**Texto para leitura**
Aves marinhas foram soltas a 120km da costa, após meses de reabilitação no centro do Instituto Argonauta, com apoio do Inpe e do Aquário de Ubatuba

O Instituto Argonauta para a Conservação Costeira e Marinha fez, na última quarta-feira (5), a soltura de 17 pinguins-de-magalhães em alto-mar, a cerca de 120 quilômetros da costa de Ubatuba, no litoral de São Paulo.
A ação marcou o encerramento do processo de reabilitação conduzido pela equipe técnica da instituição, que devolveu as aves ao ambiente natural em condições ideais para retomar a jornada migratória. Os pinguins haviam chegado ao litoral norte paulista durante o inverno, trazidos por correntes frias do sul do continente.
De acordo com a bióloga Carla Beatriz Barbosa, coordenadora do Trecho 10 do Projeto de Monitoramento de Praias da Bacia de Santos (PMP-BS), muitos chegaram desnutridos, desidratados e com sinais de hipotermia.
No Centro de Reabilitação e Despetrolização (CRD), os animais receberam cuidados veterinários intensivos, alimentação adequada e acompanhamento até recuperarem peso e vitalidade.
A escolha da área de soltura contou com apoio técnico do Instituto Nacional de Pesquisas Espaciais (Inpe), que forneceu dados de satélite sobre a posição da Corrente do Brasil. A estratégia permitiu posicionar a operação em uma região favorável à rota migratória das aves, e assim aumentar as chances de sucesso da reintegração ao ambiente natural e o retorno às colônias de reprodução na Patagônia.

**Tarefa proposta 1**
Transcreva literalmente o trecho da notícia sobre a soltura dos pinguins que vai de "A escolha da" até "reprodução na Patagônia.".
**Tarefa proposta 2**
Segundo a notícia sobre a soltura dos pinguins, qual instituição forneceu os dados de satélite sobre a posição da Corrente do Brasil?
**Tarefa proposta 3**
Prossiga a redação da notícia sobre a soltura dos pinguins-de-magalhães, começando logo após a última frase apresentada.

**Registros fornecidos**
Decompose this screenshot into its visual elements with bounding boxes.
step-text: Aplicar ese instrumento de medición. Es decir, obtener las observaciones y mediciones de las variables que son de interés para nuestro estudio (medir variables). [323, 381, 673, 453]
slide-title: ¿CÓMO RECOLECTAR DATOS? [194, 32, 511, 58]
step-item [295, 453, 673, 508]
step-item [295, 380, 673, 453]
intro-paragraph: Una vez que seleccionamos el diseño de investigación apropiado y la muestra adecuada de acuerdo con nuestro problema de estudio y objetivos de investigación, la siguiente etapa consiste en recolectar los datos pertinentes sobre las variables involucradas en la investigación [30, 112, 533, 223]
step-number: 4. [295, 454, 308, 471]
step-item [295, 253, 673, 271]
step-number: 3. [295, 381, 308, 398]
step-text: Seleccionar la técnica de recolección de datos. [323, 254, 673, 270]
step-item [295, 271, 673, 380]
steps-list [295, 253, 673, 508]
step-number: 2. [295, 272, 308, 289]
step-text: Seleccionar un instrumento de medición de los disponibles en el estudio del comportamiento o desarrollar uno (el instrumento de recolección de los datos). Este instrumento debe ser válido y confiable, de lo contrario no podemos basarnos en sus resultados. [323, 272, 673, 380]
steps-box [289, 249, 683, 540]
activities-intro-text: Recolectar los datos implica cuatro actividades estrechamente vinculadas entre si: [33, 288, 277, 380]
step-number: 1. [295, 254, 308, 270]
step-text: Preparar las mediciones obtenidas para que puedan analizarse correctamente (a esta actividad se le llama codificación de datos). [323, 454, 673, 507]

**Resposta 1**
A escolha da área de soltura contou com apoio técnico do Instituto Nacional de Pesquisas Espaciais (Inpe), que forneceu dados de satélite sobre a posição da Corrente do Brasil. A estratégia permitiu posicionar a operação em uma região favorável à rota migratória das aves, e assim aumentar as chances de sucesso da reintegração ao ambiente natural e o retorno às colônias de reprodução na Patagônia.

**Resposta 2**
O Instituto Nacional de Pesquisas Espaciais (Inpe).

**Resposta 3**
O diretor do Aquário de Ubatuba e presidente do Instituto Argonauta, Hugo Gallo Neto, destacou que cada animal reabilitado representa o êxito de um trabalho coletivo. "Cada pinguim devolvido ao mar simboliza o resultado da dedicação de profissionais que atuam no resgate, reabilitação e conservação da vida marinha", afirmou. A ação contou com o apoio operacional da empresa Mineral Engenharia e Meio Ambiente.
Fundado em 1998, o Instituto Argonauta atua na conservação dos ecossistemas costeiros e marinhos ao desenvolver projetos de pesquisa, educação ambiental e manejo de resíduos. Em 2025, foi reconhecido como Utilidade Pública Municipal. A instituição é uma das executoras do PMP-BS, programa conduzido pelo Ibama, para avaliar os impactos das atividades de petróleo e gás sobre a fauna marinha.
O Projeto de Monitoramento de Praias da Bacia de Santos é desenvolvido ao longo de 15 trechos entre Laguna (SC) e Saquarema (RJ). O Instituto Argonauta é responsável pelo Trecho 10, que abrange São Sebastião e Ubatuba. Casos de avistamento de animais marinhos vivos ou mortos podem ser comunicados ao PMP-BS pelo telefone 0800 642 3341.